--- Begin Given information ---

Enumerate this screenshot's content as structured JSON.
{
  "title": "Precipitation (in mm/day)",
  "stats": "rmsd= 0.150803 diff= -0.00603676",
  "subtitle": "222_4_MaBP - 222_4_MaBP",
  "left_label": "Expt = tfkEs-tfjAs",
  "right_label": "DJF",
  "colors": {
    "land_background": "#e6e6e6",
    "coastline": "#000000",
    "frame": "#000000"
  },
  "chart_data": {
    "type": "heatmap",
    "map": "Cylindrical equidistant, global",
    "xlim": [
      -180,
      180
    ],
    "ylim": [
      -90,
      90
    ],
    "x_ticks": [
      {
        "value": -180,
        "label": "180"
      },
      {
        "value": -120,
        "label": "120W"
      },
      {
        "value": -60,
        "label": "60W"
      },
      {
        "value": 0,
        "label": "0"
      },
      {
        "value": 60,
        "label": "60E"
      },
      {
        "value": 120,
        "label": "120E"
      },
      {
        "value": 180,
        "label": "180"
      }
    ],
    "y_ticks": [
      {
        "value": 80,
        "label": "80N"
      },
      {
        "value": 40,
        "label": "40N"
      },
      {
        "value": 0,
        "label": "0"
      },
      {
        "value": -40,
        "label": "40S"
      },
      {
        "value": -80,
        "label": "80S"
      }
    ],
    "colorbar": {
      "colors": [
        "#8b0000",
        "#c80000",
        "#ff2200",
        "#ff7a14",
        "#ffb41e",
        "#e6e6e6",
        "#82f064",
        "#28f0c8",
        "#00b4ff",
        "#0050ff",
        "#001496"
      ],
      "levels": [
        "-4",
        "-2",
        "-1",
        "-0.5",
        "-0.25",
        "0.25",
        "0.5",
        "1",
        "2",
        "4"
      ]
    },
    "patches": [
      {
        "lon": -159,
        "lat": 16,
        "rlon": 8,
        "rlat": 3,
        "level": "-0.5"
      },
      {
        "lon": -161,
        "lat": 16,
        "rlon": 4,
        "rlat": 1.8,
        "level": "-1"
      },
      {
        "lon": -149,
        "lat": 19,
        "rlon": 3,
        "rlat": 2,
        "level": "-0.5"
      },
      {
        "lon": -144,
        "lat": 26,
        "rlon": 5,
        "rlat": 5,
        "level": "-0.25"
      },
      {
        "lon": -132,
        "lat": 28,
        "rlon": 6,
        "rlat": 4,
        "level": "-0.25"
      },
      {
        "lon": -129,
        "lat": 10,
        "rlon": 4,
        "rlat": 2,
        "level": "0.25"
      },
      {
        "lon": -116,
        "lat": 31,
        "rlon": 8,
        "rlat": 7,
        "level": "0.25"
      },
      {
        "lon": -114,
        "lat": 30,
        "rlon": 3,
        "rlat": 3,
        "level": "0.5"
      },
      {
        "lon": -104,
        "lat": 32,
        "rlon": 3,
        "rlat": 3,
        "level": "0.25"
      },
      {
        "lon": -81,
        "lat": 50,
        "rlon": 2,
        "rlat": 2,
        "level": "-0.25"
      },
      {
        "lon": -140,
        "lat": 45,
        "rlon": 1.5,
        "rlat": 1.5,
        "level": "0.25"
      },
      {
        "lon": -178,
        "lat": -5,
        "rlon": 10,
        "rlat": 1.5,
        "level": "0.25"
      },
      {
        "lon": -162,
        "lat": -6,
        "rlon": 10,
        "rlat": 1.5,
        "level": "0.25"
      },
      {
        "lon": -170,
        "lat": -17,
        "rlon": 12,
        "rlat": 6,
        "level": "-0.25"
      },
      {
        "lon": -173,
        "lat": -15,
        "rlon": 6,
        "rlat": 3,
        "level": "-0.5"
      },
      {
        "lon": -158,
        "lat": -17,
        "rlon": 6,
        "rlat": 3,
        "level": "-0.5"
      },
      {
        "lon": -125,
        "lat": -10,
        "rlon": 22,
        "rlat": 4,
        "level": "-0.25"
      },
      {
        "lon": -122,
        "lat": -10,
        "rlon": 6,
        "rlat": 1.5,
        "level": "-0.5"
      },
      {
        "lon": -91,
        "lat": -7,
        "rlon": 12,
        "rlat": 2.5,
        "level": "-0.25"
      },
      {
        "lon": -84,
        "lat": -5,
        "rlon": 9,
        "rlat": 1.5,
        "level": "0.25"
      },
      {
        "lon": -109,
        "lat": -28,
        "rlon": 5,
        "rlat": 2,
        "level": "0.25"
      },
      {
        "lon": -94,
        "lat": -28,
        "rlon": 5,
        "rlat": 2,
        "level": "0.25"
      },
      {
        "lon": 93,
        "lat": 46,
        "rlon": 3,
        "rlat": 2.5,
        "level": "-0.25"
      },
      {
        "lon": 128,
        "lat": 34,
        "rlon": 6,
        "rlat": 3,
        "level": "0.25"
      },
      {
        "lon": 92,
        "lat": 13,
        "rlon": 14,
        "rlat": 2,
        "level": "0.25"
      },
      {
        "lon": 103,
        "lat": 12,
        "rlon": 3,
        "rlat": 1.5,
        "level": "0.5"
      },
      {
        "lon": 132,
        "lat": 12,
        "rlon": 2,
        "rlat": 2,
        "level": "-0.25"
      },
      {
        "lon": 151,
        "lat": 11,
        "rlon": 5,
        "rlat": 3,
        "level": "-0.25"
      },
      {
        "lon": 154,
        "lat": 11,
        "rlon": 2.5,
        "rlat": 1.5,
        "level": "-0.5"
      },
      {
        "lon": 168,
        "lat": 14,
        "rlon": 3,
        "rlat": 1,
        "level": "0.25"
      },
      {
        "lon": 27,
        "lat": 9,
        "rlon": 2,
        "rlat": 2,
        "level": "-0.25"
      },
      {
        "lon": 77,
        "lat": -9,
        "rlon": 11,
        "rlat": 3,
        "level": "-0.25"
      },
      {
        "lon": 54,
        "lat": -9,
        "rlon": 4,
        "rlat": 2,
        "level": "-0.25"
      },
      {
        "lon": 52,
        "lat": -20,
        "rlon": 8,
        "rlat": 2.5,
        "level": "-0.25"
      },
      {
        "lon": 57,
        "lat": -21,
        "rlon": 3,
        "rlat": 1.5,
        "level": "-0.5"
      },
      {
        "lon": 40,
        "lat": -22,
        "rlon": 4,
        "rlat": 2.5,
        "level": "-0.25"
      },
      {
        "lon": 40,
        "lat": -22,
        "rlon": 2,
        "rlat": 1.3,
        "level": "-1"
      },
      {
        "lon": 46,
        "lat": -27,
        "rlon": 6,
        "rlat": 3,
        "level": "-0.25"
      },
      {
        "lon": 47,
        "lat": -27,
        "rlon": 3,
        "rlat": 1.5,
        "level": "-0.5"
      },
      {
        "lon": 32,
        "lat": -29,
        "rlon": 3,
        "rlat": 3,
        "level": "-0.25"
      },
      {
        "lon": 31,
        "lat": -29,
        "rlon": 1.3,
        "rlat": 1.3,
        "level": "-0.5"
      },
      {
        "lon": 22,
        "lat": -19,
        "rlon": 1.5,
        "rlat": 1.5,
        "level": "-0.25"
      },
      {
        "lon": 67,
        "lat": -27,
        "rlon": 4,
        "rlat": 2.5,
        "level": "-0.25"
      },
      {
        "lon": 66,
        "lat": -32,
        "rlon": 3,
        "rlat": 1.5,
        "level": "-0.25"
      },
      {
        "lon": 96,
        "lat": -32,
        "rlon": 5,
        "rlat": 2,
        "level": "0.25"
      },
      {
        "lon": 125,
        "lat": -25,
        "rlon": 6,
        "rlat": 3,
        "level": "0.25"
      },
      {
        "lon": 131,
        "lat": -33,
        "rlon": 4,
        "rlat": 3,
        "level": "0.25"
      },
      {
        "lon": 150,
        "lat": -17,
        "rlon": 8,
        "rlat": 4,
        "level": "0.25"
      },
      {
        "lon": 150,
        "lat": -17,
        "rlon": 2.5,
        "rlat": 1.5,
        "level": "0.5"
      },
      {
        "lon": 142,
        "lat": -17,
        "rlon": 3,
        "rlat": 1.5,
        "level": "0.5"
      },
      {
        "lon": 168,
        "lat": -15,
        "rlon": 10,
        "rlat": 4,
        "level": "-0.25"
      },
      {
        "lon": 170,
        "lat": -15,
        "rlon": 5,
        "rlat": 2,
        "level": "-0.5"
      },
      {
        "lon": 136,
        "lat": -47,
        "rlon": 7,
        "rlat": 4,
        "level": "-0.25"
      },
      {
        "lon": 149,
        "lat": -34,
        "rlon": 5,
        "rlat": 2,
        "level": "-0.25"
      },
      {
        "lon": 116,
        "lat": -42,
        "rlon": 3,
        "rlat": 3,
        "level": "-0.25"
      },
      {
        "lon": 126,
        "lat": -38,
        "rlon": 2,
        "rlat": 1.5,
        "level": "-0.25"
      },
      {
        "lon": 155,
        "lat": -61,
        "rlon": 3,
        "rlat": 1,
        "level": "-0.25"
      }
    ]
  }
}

--- End Given information ---

Search the listing above for the string "value". Copy every line that contains it.

Result of this task =
        "value": -180,
        "value": -120,
        "value": -60,
        "value": 0,
        "value": 60,
        "value": 120,
        "value": 180,
        "value": 80,
        "value": 40,
        "value": 0,
        "value": -40,
        "value": -80,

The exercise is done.